[Records from a data source]
■ ■ ■

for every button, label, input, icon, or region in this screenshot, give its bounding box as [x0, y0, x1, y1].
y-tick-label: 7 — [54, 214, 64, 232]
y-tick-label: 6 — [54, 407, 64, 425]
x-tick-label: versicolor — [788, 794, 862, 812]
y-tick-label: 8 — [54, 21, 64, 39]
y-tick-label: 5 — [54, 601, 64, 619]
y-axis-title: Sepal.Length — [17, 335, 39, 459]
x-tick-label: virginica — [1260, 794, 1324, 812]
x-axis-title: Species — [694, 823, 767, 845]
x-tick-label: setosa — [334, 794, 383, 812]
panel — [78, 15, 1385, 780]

■ ■ ■

### WRITTEN REQUEST
Quote the entries exactly, from the first line through the line containing "y-tick-label: 5 — [54, 601, 64, 619]".

### FULL ANSWER
for every button, label, input, icon, or region in this screenshot, give its bounding box as [x0, y0, x1, y1].
y-tick-label: 7 — [54, 214, 64, 232]
y-tick-label: 6 — [54, 407, 64, 425]
x-tick-label: versicolor — [788, 794, 862, 812]
y-tick-label: 8 — [54, 21, 64, 39]
y-tick-label: 5 — [54, 601, 64, 619]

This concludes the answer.